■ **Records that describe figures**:
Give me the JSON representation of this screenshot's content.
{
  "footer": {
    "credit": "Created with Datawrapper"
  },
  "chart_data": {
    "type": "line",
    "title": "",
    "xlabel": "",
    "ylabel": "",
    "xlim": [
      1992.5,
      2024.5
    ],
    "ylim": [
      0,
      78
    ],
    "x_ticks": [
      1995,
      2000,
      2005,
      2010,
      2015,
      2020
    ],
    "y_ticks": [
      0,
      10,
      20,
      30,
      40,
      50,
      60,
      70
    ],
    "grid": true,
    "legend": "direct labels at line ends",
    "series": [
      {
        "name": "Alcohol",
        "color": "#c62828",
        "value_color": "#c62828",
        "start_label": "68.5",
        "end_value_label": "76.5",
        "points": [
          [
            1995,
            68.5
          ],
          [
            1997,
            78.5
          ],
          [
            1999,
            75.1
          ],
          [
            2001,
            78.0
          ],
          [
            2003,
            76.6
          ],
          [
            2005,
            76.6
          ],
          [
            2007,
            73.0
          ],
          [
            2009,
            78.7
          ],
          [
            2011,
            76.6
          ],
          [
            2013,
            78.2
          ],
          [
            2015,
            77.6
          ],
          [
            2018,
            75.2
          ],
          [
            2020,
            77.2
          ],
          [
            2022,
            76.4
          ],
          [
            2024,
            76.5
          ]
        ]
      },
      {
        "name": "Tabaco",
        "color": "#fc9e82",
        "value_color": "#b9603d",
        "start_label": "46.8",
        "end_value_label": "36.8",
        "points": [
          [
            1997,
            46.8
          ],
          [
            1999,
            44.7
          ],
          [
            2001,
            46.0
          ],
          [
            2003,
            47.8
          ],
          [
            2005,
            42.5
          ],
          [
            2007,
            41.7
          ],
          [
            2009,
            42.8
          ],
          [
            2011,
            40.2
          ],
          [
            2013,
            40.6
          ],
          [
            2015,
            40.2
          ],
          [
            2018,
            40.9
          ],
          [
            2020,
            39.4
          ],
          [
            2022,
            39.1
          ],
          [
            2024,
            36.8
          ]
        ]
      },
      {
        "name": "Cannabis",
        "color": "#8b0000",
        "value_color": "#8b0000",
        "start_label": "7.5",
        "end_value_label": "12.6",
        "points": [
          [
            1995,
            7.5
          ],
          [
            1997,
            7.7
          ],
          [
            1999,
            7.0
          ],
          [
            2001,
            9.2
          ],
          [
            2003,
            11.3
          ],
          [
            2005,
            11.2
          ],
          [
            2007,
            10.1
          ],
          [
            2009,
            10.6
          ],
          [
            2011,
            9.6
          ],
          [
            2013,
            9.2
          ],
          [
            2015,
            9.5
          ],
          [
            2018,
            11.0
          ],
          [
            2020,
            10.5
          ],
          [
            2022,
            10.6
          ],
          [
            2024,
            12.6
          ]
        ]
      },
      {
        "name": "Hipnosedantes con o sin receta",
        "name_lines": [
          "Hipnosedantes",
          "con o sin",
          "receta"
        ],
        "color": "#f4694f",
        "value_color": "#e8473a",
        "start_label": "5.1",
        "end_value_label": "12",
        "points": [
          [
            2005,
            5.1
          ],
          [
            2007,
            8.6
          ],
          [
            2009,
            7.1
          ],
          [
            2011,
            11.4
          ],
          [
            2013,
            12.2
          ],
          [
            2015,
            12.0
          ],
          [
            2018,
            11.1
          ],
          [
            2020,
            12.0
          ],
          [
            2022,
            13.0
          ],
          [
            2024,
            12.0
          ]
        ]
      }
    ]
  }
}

■ **DIRECTION**:
Every record should be repeated exactly; please leave none out.

■ **EXERCISE RESPONSE**:
Give me the JSON representation of this screenshot's content.
{
  "footer": {
    "credit": "Created with Datawrapper"
  },
  "chart_data": {
    "type": "line",
    "title": "",
    "xlabel": "",
    "ylabel": "",
    "xlim": [
      1992.5,
      2024.5
    ],
    "ylim": [
      0,
      78
    ],
    "x_ticks": [
      1995,
      2000,
      2005,
      2010,
      2015,
      2020
    ],
    "y_ticks": [
      0,
      10,
      20,
      30,
      40,
      50,
      60,
      70
    ],
    "grid": true,
    "legend": "direct labels at line ends",
    "series": [
      {
        "name": "Alcohol",
        "color": "#c62828",
        "value_color": "#c62828",
        "start_label": "68.5",
        "end_value_label": "76.5",
        "points": [
          [
            1995,
            68.5
          ],
          [
            1997,
            78.5
          ],
          [
            1999,
            75.1
          ],
          [
            2001,
            78.0
          ],
          [
            2003,
            76.6
          ],
          [
            2005,
            76.6
          ],
          [
            2007,
            73.0
          ],
          [
            2009,
            78.7
          ],
          [
            2011,
            76.6
          ],
          [
            2013,
            78.2
          ],
          [
            2015,
            77.6
          ],
          [
            2018,
            75.2
          ],
          [
            2020,
            77.2
          ],
          [
            2022,
            76.4
          ],
          [
            2024,
            76.5
          ]
        ]
      },
      {
        "name": "Tabaco",
        "color": "#fc9e82",
        "value_color": "#b9603d",
        "start_label": "46.8",
        "end_value_label": "36.8",
        "points": [
          [
            1997,
            46.8
          ],
          [
            1999,
            44.7
          ],
          [
            2001,
            46.0
          ],
          [
            2003,
            47.8
          ],
          [
            2005,
            42.5
          ],
          [
            2007,
            41.7
          ],
          [
            2009,
            42.8
          ],
          [
            2011,
            40.2
          ],
          [
            2013,
            40.6
          ],
          [
            2015,
            40.2
          ],
          [
            2018,
            40.9
          ],
          [
            2020,
            39.4
          ],
          [
            2022,
            39.1
          ],
          [
            2024,
            36.8
          ]
        ]
      },
      {
        "name": "Cannabis",
        "color": "#8b0000",
        "value_color": "#8b0000",
        "start_label": "7.5",
        "end_value_label": "12.6",
        "points": [
          [
            1995,
            7.5
          ],
          [
            1997,
            7.7
          ],
          [
            1999,
            7.0
          ],
          [
            2001,
            9.2
          ],
          [
            2003,
            11.3
          ],
          [
            2005,
            11.2
          ],
          [
            2007,
            10.1
          ],
          [
            2009,
            10.6
          ],
          [
            2011,
            9.6
          ],
          [
            2013,
            9.2
          ],
          [
            2015,
            9.5
          ],
          [
            2018,
            11.0
          ],
          [
            2020,
            10.5
          ],
          [
            2022,
            10.6
          ],
          [
            2024,
            12.6
          ]
        ]
      },
      {
        "name": "Hipnosedantes con o sin receta",
        "name_lines": [
          "Hipnosedantes",
          "con o sin",
          "receta"
        ],
        "color": "#f4694f",
        "value_color": "#e8473a",
        "start_label": "5.1",
        "end_value_label": "12",
        "points": [
          [
            2005,
            5.1
          ],
          [
            2007,
            8.6
          ],
          [
            2009,
            7.1
          ],
          [
            2011,
            11.4
          ],
          [
            2013,
            12.2
          ],
          [
            2015,
            12.0
          ],
          [
            2018,
            11.1
          ],
          [
            2020,
            12.0
          ],
          [
            2022,
            13.0
          ],
          [
            2024,
            12.0
          ]
        ]
      }
    ]
  }
}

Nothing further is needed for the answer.